• [SOURCE EXTRACT]:
====

The pile foundation will be far more stable than sitting on grade. The ground clay (which is common in Saskatchewan) will heave and contract with different levels of hydration and frost heave . Piles are installed to below frost levels to mitigate the ground movement.
Whoo hoo! Interesting! I thought at first you'd bought a fancy used house. Here in Australia wood houses of the 'queenslander' style are popular for relocation and renovation.
Id rather have a basement...they are built properly now a days...i like to be able to access plumbing...having the heating and pumps in the basement is way better
Yea basements are a lot better that’s why everyone puts them in as long as you don’t build on low ground they don’t give problems $$ was probably the deciding factor for him
When we built on this hill it was the same money to put in pilings or to put in a basement, so we went the basement route with a walkout door for a farm entrance.
This seems like the XXL version of a tiny house 😁 This kind of job is the most awesome i can imagine, nevertheless your jobs on the farm are fairly equal awesome. Please keep up doing these (and your farm-) videos.
@@aahZeiKfeck man either you are a neighbour or relative or this is stretching the boundaries and getting close to stalking, being nosey is one thing but putting up a comment about it is a little bit…… you know?

====

• [TASK A]: In the foundation comments, which ways of setting a house on the ground are mentioned?
• [TASK B]:
Answer each question from the foundation comments, one answer a line, marked like the questions:
(i) What kind of ground is described as common in Saskatchewan?
(ii) Which style of wood house is popular for relocation and renovation in Australia?
(iii) When building on the hill, how did the cost of pilings compare with the cost of a basement?
• [TASK C]: Echo the foundation comments from "Whoo hoo! Interesting!" up to and including "your farm-) videos.".
Rely on the foundation comments alone.

====

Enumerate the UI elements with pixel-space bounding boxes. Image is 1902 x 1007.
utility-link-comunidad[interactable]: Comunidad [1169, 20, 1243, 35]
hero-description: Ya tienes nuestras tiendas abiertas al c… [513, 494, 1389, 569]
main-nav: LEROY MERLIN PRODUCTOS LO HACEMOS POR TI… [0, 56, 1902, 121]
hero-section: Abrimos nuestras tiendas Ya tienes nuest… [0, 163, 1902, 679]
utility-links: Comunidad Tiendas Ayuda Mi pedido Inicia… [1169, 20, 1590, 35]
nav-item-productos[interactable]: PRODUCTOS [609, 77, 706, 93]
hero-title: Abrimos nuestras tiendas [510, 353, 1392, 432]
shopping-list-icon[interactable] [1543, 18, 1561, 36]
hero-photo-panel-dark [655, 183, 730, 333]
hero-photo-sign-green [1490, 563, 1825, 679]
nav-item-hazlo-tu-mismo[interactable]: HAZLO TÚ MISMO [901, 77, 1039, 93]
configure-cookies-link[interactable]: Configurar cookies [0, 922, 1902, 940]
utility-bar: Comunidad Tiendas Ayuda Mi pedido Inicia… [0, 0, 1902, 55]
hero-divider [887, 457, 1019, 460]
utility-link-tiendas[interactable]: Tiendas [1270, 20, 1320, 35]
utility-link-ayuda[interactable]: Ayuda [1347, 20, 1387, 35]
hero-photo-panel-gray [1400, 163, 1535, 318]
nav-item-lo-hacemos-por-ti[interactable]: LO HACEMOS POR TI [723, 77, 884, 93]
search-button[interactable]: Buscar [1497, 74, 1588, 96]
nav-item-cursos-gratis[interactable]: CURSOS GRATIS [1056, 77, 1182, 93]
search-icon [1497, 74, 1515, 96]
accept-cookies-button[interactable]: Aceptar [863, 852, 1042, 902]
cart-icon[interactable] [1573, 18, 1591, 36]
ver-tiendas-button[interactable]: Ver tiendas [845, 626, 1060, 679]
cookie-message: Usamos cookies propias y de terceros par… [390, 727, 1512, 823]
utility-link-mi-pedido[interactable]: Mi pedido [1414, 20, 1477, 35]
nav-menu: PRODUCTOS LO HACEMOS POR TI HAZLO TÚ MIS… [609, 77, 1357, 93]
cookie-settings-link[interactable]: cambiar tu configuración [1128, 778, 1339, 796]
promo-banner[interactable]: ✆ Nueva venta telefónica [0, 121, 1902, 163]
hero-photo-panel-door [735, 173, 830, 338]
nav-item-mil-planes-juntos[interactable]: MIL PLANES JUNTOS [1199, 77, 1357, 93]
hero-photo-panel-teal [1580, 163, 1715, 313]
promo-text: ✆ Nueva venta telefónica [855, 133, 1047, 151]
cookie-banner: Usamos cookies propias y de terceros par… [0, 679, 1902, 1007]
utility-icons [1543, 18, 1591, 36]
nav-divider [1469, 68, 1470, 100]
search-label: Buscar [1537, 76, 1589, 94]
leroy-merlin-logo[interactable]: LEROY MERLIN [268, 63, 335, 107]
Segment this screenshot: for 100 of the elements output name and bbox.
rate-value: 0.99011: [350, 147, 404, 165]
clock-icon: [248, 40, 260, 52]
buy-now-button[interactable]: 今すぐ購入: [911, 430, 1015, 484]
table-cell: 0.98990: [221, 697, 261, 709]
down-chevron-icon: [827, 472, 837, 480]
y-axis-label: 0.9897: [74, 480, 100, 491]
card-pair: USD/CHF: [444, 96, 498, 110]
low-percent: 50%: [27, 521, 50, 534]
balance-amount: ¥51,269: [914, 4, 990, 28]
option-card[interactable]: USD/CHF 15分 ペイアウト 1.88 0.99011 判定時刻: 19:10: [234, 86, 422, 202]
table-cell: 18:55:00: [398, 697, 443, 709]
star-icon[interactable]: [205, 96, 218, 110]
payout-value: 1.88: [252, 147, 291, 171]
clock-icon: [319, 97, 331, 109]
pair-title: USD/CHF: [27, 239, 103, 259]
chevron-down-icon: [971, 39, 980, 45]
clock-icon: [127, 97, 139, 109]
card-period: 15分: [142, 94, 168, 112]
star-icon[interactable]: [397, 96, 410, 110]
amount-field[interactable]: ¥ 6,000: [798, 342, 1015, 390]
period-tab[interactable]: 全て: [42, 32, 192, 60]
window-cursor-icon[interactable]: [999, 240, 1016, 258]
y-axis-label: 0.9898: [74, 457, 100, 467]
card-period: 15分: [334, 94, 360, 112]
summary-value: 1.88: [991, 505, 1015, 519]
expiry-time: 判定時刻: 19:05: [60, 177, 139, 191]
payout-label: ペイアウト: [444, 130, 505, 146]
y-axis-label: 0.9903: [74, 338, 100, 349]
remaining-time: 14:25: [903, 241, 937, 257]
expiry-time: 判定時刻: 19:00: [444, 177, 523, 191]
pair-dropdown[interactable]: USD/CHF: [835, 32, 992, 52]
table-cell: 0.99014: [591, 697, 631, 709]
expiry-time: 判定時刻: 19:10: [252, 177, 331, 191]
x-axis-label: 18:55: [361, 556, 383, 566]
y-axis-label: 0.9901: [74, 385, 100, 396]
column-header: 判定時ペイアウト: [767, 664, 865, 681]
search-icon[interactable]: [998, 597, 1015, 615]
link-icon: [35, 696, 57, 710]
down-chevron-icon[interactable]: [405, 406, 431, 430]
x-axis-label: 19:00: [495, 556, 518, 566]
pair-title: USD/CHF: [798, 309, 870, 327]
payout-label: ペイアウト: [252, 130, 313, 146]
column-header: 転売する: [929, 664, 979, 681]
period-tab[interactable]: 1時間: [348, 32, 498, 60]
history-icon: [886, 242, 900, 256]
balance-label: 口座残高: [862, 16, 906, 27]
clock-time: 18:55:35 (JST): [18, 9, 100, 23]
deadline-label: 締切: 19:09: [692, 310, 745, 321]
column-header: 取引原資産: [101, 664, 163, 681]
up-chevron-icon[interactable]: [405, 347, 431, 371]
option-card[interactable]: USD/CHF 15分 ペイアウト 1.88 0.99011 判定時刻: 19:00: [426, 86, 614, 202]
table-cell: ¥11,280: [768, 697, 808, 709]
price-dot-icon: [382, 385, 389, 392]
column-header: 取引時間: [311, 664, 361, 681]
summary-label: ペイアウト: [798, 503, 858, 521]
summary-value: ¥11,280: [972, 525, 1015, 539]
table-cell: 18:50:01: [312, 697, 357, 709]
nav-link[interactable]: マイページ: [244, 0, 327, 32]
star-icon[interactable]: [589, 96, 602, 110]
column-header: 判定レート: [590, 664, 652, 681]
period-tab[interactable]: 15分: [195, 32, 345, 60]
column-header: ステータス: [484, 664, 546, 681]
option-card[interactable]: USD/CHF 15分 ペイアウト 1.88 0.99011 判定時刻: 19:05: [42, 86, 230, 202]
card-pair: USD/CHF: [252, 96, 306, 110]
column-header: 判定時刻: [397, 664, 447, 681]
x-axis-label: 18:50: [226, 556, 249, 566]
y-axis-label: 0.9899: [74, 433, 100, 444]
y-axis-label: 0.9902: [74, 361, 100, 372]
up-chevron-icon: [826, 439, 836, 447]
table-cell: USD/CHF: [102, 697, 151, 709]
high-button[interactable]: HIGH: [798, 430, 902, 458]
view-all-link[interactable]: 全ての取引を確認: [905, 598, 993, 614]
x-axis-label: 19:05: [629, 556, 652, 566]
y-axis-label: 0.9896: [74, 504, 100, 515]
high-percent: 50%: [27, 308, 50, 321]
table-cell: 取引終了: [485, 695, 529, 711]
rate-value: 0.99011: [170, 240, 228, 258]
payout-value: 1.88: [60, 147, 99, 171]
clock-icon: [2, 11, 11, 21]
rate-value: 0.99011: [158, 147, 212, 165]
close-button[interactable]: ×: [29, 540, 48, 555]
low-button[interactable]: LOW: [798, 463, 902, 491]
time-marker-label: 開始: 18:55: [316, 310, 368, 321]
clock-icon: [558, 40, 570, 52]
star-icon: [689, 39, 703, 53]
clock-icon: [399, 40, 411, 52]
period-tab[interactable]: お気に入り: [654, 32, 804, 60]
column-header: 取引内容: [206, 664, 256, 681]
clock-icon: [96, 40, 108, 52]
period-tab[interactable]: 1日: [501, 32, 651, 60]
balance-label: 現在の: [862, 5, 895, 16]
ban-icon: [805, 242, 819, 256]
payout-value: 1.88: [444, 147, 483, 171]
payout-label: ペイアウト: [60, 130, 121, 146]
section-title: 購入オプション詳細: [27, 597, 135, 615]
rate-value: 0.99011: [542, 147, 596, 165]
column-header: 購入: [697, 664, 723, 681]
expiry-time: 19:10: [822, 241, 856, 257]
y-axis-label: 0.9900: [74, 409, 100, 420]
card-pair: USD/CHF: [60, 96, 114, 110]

====

• [CORRECT OUTPUT A]: Pile foundation (piles or pilings), sitting on grade, and a basement (including one with a walkout door).

• [CORRECT OUTPUT B]:
(i) Ground clay.
(ii) The 'queenslander' style.
(iii) It was the same money.

• [CORRECT OUTPUT C]:
Whoo hoo! Interesting! I thought at first you'd bought a fancy used house. Here in Australia wood houses of the 'queenslander' style are popular for relocation and renovation.
Id rather have a basement...they are built properly now a days...i like to be able to access plumbing...having the heating and pumps in the basement is way better
Yea basements are a lot better that’s why everyone puts them in as long as you don’t build on low ground they don’t give problems $$ was probably the deciding factor for him
When we built on this hill it was the same money to put in pilings or to put in a basement, so we went the basement route with a walkout door for a farm entrance.
This seems like the XXL version of a tiny house 😁 This kind of job is the most awesome i can imagine, nevertheless your jobs on the farm are fairly equal awesome. Please keep up doing these (and your farm-) videos.